Given exercise:
Report how many lines of these entries hold the string "from"; reply with the number alone.

Extracted records:
▬▬▬
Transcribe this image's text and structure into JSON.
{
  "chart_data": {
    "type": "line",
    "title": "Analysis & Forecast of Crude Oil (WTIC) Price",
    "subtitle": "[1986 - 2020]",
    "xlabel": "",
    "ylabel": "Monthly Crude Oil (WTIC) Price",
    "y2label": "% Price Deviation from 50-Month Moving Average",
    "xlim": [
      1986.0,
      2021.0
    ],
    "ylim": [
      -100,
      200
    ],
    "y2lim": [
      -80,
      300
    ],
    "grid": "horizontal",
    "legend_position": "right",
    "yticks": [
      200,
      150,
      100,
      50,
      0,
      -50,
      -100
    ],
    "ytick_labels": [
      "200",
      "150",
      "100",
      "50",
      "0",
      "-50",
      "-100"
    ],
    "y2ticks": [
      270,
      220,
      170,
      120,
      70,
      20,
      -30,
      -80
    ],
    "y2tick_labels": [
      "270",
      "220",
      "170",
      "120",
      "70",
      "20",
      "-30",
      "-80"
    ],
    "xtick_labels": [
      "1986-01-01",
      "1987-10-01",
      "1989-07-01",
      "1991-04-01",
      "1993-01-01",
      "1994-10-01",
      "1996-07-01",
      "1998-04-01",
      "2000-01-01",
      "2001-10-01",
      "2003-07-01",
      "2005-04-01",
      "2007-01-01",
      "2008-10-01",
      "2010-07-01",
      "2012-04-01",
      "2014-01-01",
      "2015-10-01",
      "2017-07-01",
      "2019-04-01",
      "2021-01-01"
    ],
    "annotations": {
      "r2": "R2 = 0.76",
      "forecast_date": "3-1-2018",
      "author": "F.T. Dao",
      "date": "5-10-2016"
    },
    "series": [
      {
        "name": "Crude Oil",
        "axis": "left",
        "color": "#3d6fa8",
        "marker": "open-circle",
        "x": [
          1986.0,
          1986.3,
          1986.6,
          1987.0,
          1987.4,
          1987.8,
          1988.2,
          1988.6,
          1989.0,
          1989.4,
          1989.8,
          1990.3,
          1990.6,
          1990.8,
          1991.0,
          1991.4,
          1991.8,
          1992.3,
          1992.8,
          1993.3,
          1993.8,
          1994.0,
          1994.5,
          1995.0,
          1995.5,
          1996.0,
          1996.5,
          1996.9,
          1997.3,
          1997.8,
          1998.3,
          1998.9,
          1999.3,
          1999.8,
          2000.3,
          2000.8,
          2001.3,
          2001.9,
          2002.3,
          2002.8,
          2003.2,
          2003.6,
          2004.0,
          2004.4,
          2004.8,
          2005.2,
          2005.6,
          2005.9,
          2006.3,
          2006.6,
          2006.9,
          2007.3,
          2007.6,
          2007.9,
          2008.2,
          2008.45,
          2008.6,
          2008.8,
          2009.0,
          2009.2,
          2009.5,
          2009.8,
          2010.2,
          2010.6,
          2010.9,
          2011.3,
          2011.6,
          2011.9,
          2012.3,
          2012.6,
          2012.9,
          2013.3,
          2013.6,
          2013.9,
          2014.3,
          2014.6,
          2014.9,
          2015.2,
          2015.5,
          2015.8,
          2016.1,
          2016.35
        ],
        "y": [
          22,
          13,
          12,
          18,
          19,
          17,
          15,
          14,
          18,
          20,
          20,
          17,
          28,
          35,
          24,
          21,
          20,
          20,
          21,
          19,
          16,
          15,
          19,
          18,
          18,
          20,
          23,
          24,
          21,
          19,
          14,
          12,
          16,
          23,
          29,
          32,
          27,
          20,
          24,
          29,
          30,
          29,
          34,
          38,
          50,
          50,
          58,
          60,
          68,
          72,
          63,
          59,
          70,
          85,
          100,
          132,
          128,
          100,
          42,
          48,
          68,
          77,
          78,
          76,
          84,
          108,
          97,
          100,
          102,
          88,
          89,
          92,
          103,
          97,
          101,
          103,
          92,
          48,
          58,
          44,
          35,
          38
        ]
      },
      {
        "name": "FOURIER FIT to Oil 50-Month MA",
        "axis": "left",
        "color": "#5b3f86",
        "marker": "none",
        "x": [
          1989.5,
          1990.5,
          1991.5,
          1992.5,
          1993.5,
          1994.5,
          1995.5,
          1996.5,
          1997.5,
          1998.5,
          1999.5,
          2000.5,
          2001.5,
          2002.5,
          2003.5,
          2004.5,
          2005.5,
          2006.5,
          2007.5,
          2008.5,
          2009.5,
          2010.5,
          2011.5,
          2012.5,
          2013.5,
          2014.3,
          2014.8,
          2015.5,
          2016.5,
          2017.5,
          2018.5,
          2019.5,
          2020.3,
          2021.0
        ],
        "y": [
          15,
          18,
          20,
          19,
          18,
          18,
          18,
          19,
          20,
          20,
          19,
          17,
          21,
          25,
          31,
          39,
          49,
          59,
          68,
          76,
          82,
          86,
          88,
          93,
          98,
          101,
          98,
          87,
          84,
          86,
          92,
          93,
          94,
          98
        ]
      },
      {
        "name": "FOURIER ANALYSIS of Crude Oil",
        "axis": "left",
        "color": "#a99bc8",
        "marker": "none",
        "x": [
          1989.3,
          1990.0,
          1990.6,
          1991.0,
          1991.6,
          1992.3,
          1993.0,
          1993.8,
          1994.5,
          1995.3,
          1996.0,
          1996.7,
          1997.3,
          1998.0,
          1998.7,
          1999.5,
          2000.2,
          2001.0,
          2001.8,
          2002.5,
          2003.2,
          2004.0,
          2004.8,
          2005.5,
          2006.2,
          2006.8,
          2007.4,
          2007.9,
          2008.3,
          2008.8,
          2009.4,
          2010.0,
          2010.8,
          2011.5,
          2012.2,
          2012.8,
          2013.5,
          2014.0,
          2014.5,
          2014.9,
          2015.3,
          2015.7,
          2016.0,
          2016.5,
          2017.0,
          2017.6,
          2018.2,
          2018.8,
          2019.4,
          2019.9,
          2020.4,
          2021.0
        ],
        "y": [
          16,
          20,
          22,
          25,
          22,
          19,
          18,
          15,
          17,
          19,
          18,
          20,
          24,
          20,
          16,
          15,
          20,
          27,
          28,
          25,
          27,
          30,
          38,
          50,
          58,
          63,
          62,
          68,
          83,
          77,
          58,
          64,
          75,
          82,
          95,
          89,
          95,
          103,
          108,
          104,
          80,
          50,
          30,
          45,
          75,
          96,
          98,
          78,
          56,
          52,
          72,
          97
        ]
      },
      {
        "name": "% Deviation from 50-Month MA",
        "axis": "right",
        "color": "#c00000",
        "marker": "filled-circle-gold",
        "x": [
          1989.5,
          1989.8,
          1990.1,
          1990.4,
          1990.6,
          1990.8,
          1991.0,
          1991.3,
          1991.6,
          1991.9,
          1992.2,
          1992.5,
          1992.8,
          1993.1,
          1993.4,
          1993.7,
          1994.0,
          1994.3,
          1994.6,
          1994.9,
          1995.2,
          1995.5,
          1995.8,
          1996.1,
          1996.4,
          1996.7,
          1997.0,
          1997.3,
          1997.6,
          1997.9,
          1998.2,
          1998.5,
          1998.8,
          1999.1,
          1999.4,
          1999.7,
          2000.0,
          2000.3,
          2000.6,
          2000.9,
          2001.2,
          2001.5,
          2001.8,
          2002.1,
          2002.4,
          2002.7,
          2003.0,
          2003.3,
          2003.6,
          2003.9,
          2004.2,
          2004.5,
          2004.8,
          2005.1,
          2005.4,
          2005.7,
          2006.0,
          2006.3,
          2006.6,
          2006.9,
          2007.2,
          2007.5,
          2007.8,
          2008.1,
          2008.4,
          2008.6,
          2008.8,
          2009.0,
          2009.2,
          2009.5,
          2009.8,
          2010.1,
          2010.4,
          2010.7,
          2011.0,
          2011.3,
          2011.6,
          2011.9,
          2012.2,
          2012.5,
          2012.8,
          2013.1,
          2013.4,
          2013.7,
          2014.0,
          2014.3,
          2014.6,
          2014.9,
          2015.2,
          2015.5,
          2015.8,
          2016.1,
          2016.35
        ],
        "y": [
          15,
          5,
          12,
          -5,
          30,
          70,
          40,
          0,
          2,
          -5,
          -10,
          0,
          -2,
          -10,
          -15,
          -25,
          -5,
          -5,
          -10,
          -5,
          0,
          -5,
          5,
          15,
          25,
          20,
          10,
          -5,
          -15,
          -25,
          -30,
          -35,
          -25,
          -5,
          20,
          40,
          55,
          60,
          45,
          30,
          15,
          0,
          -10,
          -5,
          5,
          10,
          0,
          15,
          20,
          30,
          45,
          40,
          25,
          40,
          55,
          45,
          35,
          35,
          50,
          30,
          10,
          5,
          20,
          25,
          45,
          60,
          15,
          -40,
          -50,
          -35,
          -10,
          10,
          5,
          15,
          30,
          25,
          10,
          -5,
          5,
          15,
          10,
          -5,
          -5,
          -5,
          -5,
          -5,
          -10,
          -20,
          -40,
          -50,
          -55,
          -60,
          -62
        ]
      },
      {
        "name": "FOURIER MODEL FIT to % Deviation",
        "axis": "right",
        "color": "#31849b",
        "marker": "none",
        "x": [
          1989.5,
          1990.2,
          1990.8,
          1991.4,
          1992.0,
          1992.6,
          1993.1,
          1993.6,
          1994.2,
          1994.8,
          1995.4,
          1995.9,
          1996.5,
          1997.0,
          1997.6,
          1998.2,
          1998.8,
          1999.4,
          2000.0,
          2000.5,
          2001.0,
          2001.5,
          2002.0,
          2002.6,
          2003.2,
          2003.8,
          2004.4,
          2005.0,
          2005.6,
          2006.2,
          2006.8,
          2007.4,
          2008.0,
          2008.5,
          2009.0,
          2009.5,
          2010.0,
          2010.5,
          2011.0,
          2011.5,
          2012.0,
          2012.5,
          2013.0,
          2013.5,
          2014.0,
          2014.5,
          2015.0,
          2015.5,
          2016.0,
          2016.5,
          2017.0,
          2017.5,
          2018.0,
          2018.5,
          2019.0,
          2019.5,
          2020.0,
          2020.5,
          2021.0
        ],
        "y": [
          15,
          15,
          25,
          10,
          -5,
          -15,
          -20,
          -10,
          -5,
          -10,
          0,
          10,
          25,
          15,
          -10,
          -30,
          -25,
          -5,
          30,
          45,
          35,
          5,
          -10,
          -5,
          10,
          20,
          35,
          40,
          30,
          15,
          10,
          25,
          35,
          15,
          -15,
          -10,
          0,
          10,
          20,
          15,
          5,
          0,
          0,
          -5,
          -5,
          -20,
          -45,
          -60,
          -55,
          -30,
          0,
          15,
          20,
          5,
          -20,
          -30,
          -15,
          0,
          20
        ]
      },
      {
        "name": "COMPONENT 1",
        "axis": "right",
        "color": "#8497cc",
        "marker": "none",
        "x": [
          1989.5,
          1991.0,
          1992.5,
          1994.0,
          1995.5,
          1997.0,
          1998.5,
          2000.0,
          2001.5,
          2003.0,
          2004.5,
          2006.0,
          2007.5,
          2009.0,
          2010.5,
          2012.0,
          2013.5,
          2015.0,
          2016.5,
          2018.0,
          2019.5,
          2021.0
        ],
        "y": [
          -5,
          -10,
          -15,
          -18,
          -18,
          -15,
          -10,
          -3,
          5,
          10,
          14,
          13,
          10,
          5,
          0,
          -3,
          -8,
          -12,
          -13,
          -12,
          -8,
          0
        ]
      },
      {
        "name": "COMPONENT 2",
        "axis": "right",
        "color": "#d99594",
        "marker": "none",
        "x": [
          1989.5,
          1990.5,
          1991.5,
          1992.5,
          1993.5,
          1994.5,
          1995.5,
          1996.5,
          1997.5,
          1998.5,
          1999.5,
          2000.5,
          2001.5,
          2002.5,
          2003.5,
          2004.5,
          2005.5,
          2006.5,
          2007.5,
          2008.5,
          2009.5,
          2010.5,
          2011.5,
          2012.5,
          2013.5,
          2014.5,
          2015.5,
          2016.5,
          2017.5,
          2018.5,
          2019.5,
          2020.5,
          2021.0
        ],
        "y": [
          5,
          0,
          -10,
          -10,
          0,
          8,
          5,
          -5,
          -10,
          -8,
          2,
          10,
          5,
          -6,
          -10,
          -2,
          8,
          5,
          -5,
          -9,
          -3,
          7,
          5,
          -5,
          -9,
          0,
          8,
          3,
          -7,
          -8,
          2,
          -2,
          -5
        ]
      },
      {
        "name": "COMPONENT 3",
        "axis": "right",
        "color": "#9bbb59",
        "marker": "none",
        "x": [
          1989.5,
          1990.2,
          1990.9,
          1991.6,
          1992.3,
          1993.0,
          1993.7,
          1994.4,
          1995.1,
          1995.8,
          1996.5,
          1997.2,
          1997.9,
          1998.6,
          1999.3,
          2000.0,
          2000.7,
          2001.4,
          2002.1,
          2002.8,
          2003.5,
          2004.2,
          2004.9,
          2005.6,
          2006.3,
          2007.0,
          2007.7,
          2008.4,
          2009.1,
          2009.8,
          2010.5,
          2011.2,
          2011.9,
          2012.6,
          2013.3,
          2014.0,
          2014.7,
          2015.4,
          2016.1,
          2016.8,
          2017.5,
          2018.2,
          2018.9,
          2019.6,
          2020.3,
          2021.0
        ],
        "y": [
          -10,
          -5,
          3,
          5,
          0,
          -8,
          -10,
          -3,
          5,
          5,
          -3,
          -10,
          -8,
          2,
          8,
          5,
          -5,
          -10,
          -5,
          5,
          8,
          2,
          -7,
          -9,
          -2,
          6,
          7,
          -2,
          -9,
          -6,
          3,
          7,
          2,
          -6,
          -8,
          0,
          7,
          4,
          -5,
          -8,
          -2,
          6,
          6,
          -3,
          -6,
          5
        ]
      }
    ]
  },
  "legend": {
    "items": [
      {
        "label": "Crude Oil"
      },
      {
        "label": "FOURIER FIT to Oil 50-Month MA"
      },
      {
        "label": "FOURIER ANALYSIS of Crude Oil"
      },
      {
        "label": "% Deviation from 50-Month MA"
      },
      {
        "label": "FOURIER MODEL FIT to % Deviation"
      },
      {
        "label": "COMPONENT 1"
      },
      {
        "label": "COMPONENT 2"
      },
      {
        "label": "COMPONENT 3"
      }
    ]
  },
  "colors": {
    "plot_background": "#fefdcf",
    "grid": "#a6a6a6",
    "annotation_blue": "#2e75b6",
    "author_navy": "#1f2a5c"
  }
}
▬▬▬
Complete output:
3